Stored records

===

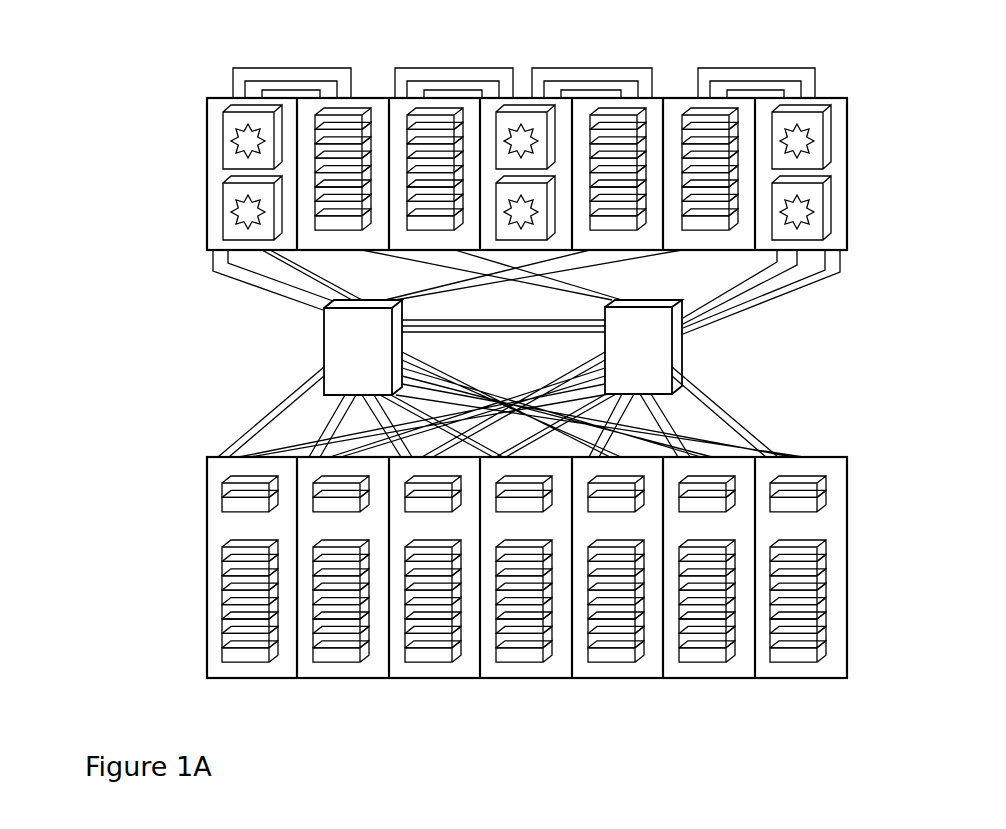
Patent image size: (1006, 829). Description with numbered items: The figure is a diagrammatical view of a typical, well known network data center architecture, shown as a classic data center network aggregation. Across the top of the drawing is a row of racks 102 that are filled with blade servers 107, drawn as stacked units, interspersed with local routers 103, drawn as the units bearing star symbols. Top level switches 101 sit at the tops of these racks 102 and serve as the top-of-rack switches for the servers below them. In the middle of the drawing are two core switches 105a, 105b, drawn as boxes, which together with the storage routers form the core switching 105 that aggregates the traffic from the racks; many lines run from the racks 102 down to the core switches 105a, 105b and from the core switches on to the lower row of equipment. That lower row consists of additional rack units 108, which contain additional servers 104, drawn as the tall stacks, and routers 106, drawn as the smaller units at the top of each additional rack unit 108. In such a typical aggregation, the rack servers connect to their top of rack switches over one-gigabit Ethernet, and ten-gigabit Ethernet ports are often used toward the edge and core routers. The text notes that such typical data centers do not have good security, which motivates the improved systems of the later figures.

The top level switches 101 is at (829, 85).
The racks 102 is at (176, 263).
The local routers 103 is at (227, 213).
The additional servers 104 is at (178, 654).
The core switches 105 is at (700, 233).
The core switch 105a is at (316, 345).
The core switch 105b is at (694, 353).
The routers 106 is at (858, 460).
The blade servers 107 is at (712, 182).
The additional rack units 108 is at (833, 690).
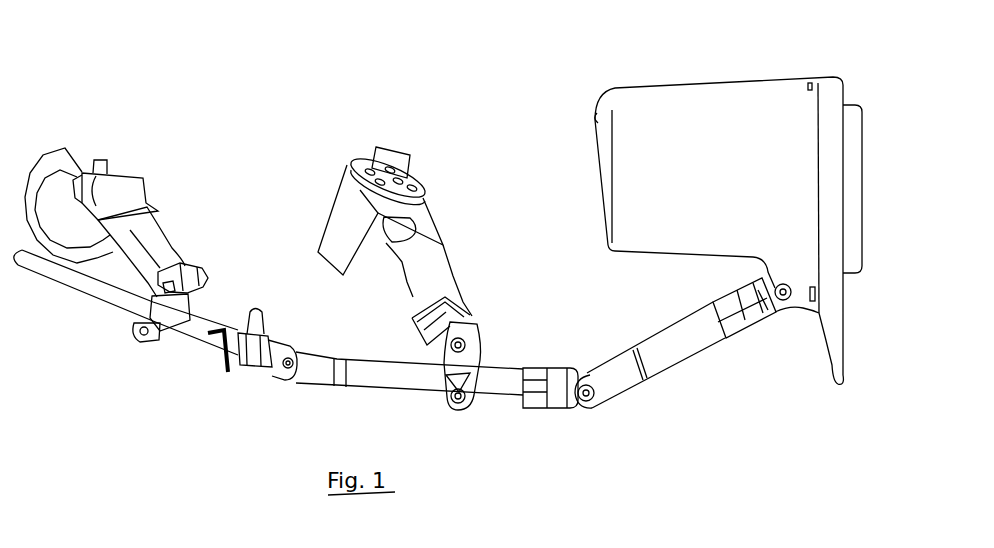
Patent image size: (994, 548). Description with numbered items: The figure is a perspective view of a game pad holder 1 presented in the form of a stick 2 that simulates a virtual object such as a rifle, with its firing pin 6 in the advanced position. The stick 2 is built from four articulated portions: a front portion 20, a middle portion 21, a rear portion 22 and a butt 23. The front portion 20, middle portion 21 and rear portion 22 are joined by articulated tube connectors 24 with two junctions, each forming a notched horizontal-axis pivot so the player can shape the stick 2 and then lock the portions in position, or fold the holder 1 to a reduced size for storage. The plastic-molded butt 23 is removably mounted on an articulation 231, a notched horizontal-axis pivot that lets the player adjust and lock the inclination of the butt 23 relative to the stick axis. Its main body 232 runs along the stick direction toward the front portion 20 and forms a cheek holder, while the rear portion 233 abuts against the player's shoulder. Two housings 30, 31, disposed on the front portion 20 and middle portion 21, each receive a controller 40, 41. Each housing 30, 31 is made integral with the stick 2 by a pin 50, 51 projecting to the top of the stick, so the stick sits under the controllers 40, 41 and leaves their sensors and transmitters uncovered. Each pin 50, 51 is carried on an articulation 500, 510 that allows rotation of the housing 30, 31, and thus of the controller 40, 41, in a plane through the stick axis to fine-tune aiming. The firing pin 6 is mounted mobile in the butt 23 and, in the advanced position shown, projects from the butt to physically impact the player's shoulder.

The game pad holder 1 is at (244, 96).
The stick 2 is at (395, 396).
The front portion 20 is at (96, 290).
The middle portion 21 is at (375, 359).
The rear portion 22 is at (677, 360).
The butt 23 is at (706, 84).
The articulation 231 is at (782, 300).
The main body 232 is at (670, 232).
The rear portion 233 is at (835, 315).
The articulated tube connector 24 is at (296, 380).
The housing 30 is at (153, 245).
The housing 31 is at (441, 278).
The controller 40 is at (114, 183).
The controller 41 is at (418, 207).
The pin 50 is at (190, 267).
The articulation 500 is at (200, 297).
The pin 51 is at (474, 322).
The articulation 510 is at (480, 352).
The firing pin 6 is at (860, 186).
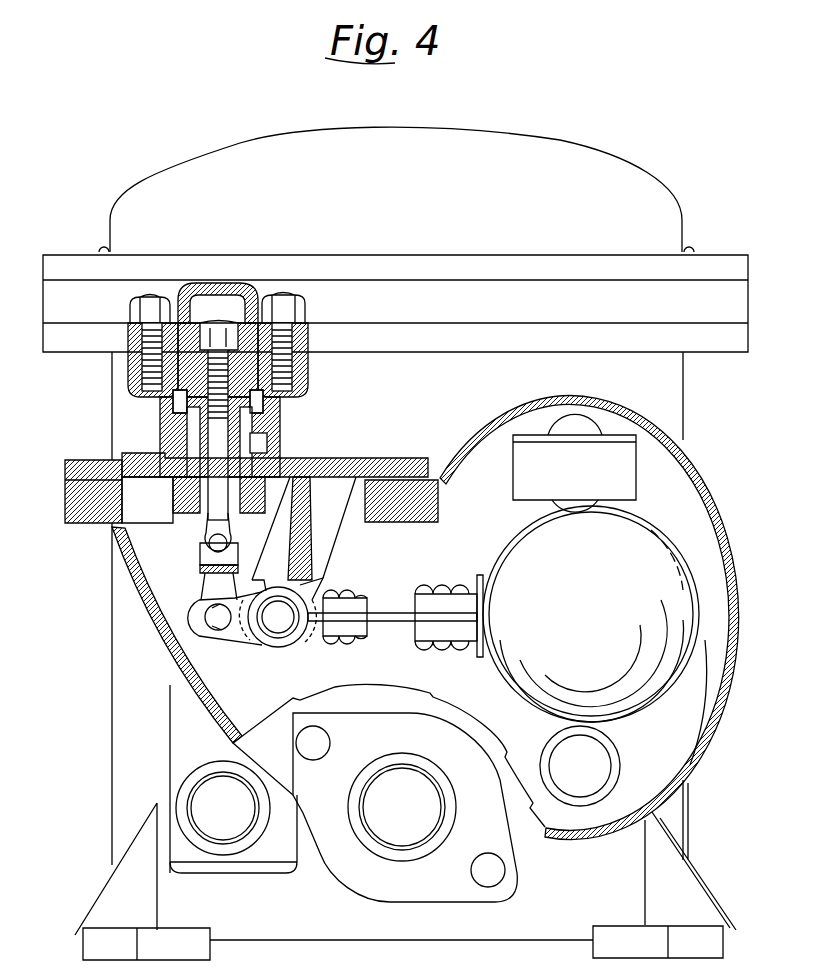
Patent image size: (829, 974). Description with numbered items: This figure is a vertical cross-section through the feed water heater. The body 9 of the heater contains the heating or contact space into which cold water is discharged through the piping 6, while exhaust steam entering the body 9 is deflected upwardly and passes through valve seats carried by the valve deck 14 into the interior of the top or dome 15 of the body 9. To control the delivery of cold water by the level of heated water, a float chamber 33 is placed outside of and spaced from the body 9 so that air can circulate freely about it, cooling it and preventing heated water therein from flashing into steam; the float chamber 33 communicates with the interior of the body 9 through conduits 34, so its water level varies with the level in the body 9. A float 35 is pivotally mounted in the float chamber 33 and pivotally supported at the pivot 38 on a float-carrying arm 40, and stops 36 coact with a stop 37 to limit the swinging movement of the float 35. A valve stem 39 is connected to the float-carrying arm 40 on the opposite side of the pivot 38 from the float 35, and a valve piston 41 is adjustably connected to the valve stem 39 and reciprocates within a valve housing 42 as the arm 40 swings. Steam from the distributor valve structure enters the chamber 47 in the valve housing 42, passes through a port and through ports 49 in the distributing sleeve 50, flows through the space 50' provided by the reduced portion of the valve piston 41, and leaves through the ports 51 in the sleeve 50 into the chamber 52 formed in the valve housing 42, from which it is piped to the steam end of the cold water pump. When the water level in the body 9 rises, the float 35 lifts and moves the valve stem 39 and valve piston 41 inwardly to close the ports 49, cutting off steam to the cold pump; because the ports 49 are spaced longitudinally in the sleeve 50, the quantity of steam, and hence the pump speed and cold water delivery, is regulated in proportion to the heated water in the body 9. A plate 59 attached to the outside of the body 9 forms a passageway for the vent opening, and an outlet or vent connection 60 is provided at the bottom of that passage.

The piping 6 is at (375, 827).
The body 9 is at (672, 393).
The valve deck 14 is at (706, 290).
The top or dome 15 is at (510, 146).
The float chamber 33 is at (720, 703).
The conduits 34 is at (577, 430).
The float 35 is at (677, 588).
The stops 36 is at (267, 567).
The stop 37 is at (308, 523).
The pivot 38 is at (278, 622).
The valve stem 39 is at (200, 368).
The float-carrying arm 40 is at (384, 620).
The valve piston 41 is at (230, 383).
The valve housing 42 is at (292, 411).
The chamber 47 is at (258, 413).
The ports 49 is at (193, 415).
The distributing sleeve 50 is at (184, 527).
The space 50' is at (148, 500).
The ports 51 is at (180, 445).
The chamber 52 is at (120, 480).
The plate 59 is at (188, 748).
The outlet or vent connection 60 is at (205, 795).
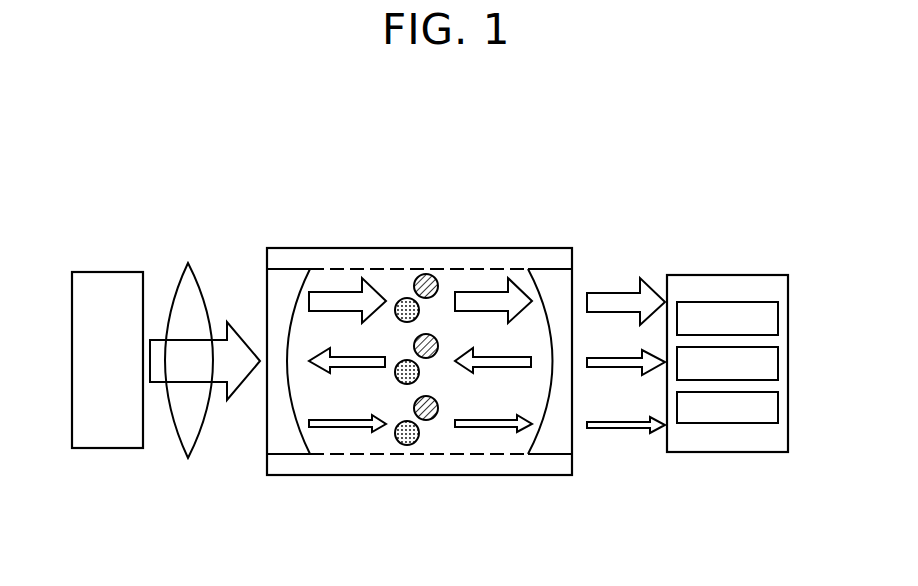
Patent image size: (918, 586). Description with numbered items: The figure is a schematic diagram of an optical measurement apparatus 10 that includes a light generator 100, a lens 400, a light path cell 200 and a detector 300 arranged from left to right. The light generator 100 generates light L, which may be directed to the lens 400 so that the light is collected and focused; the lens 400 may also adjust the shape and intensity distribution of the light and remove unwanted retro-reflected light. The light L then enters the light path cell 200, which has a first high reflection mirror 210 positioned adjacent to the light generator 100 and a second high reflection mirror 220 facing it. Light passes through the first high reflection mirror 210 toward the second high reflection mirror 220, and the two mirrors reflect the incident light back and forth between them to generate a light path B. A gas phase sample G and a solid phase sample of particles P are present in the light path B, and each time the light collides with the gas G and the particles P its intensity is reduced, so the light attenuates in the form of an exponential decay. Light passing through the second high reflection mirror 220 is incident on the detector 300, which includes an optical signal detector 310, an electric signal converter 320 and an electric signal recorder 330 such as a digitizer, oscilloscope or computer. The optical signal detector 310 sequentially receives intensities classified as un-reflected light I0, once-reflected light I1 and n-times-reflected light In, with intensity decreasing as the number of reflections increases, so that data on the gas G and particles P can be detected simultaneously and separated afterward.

The optical measurement apparatus 10 is at (411, 171).
The light generator 100 is at (92, 371).
The lens 400 is at (175, 283).
The light L is at (240, 343).
The light path cell 200 is at (345, 263).
The first high reflection mirror 210 is at (288, 281).
The second high reflection mirror 220 is at (560, 282).
The light path B is at (393, 281).
The gas phase sample G is at (407, 445).
The solid phase sample (particles) P is at (429, 419).
The un-reflected light I0 is at (626, 297).
The once-reflected light I1 is at (626, 354).
The n-times-reflected light In is at (626, 415).
The detector 300 is at (728, 272).
The optical signal detector 310 is at (711, 329).
The electric signal converter 320 is at (711, 374).
The electric signal recorder 330 is at (711, 418).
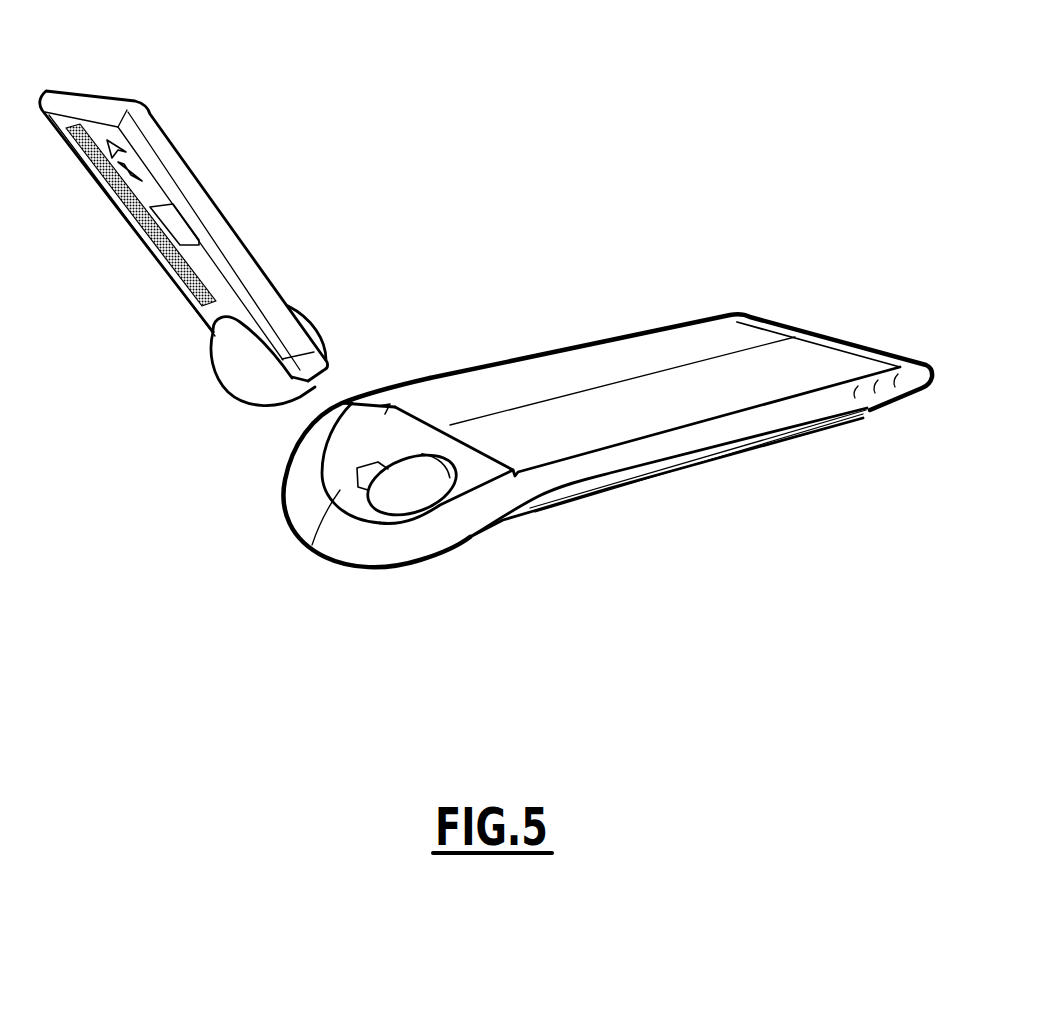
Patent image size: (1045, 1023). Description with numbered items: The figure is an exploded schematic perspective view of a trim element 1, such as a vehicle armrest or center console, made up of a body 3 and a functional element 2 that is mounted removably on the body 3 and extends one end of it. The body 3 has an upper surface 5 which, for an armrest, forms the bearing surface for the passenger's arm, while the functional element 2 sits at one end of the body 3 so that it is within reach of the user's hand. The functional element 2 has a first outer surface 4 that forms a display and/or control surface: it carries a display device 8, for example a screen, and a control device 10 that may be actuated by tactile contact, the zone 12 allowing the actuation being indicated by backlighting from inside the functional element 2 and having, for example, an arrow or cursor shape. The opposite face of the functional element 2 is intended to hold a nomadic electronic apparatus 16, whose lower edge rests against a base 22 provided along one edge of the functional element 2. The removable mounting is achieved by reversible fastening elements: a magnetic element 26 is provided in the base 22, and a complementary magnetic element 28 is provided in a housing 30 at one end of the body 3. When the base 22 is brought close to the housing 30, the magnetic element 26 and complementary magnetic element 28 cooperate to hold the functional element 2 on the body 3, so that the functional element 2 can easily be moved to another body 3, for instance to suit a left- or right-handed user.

The trim element 1 is at (497, 122).
The functional element 2 is at (124, 222).
The body 3 is at (682, 413).
The first outer surface 4 is at (225, 311).
The upper surface 5 is at (657, 358).
The display device 8 is at (163, 268).
The control device 10 is at (120, 158).
The zone allowing actuation 12 is at (173, 227).
The nomadic electronic apparatus 16 is at (163, 153).
The base 22 is at (250, 385).
The magnetic element 26 is at (347, 365).
The complementary magnetic element 28 is at (405, 500).
The housing 30 is at (340, 492).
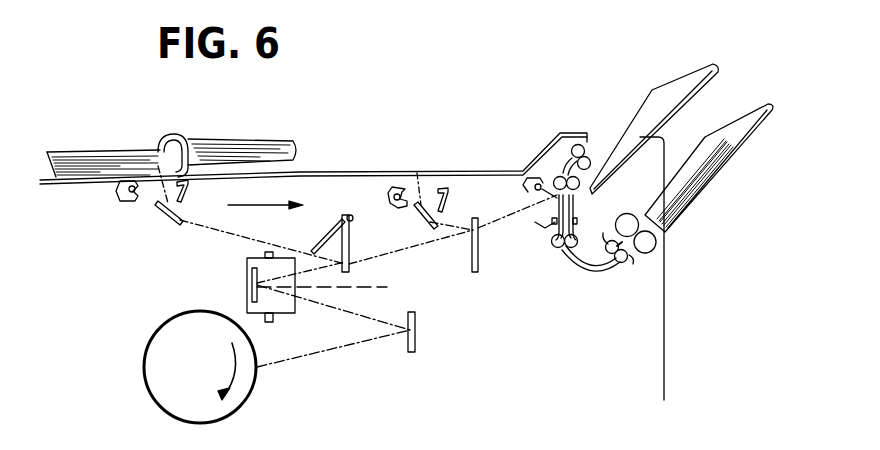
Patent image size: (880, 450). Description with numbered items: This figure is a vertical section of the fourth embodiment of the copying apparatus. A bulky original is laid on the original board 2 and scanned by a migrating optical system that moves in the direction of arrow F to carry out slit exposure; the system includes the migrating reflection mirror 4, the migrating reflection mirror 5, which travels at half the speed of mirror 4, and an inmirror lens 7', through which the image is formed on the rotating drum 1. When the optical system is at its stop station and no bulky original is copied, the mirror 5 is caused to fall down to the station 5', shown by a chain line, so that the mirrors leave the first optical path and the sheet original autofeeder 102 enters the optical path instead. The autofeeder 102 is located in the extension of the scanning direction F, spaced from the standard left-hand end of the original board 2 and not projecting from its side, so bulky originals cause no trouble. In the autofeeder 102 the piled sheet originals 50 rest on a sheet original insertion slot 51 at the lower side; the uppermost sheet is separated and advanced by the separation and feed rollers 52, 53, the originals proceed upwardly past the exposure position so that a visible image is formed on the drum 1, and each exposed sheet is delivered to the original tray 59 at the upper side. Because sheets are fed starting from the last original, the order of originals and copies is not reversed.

===

§ **Goal**
Copy out the lines above, from the start of the rows through the line containing "The additional rack", with both ends included and the pictures left out.

§ **Finished exercise**
Patent image size: (1006, 829). Description with numbered items: The figure is a diagrammatical view of a typical, well known network data center architecture, shown as a classic data center network aggregation. Across the top of the drawing is a row of racks 102 that are filled with blade servers 107, drawn as stacked units, interspersed with local routers 103, drawn as the units bearing star symbols. Top level switches 101 sit at the tops of these racks 102 and serve as the top-of-rack switches for the servers below them. In the middle of the drawing are two core switches 105a, 105b, drawn as boxes, which together with the storage routers form the core switching 105 that aggregates the traffic from the racks; many lines run from the racks 102 down to the core switches 105a, 105b and from the core switches on to the lower row of equipment. That lower row consists of additional rack units 108, which contain additional servers 104, drawn as the tall stacks, and routers 106, drawn as the smaller units at the top of each additional rack unit 108. In such a typical aggregation, the rack servers connect to their top of rack switches over one-gigabit Ethernet, and ten-gigabit Ethernet ports are often used toward the edge and core routers. The text notes that such typical data centers do not have good security, which motivates the improved systems of the later figures.

The top level switches 101 is at (829, 85).
The racks 102 is at (176, 263).
The local routers 103 is at (227, 213).
The additional servers 104 is at (178, 654).
The core switches 105 is at (700, 233).
The core switch 105a is at (316, 345).
The core switch 105b is at (694, 353).
The routers 106 is at (858, 460).
The blade servers 107 is at (712, 182).
The additional rack units 108 is at (833, 690).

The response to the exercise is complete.